▸ TASK DETAILS
Repeat each entry word for word. Leave any images out of the copy.

▸ SUPPLIED MATERIAL
──────────────────────────────

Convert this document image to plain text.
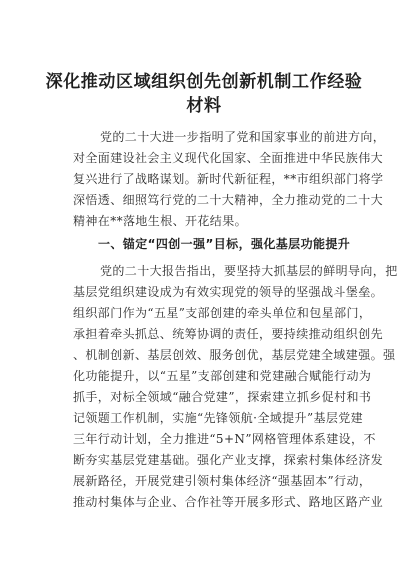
深化推动区域组织创先创新机制工作经验
材料

党的二十大进一步指明了党和国家事业的前进方向，

对全面建设社会主义现代化国家、全面推进中华民族伟大

复兴进行了战略谋划。新时代新征程，**市组织部门将学

深悟透、细照笃行党的二十大精神，全力推动党的二十大

精神在**落地生根、开花结果。

一、锚定“四创一强”目标，强化基层功能提升

党的二十大报告指出，要坚持大抓基层的鲜明导向，把

基层党组织建设成为有效实现党的领导的坚强战斗堡垒。

组织部门作为“五星”支部创建的牵头单位和包星部门，

承担着牵头抓总、统筹协调的责任，要持续推动组织创先

、机制创新、基层创效、服务创优，基层党建全域建强。强

化功能提升，以“五星”支部创建和党建融合赋能行动为

抓手，对标全领域“融合党建”，探索建立抓乡促村和书

记领题工作机制，实施“先锋领航·全域提升”基层党建

三年行动计划，全力推进“5+N”网格管理体系建设，不

断夯实基层党建基础。强化产业支撑，探索村集体经济发

展新路径，开展党建引领村集体经济“强基固本”行动，

推动村集体与企业、合作社等开展多形式、路地区路产业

──────────────────────────────

▸ THE RESULT
Convert this document image to plain text.
深化推动区域组织创先创新机制工作经验
材料

党的二十大进一步指明了党和国家事业的前进方向，

对全面建设社会主义现代化国家、全面推进中华民族伟大

复兴进行了战略谋划。新时代新征程，**市组织部门将学

深悟透、细照笃行党的二十大精神，全力推动党的二十大

精神在**落地生根、开花结果。

一、锚定“四创一强”目标，强化基层功能提升

党的二十大报告指出，要坚持大抓基层的鲜明导向，把

基层党组织建设成为有效实现党的领导的坚强战斗堡垒。

组织部门作为“五星”支部创建的牵头单位和包星部门，

承担着牵头抓总、统筹协调的责任，要持续推动组织创先

、机制创新、基层创效、服务创优，基层党建全域建强。强

化功能提升，以“五星”支部创建和党建融合赋能行动为

抓手，对标全领域“融合党建”，探索建立抓乡促村和书

记领题工作机制，实施“先锋领航·全域提升”基层党建

三年行动计划，全力推进“5+N”网格管理体系建设，不

断夯实基层党建基础。强化产业支撑，探索村集体经济发

展新路径，开展党建引领村集体经济“强基固本”行动，

推动村集体与企业、合作社等开展多形式、路地区路产业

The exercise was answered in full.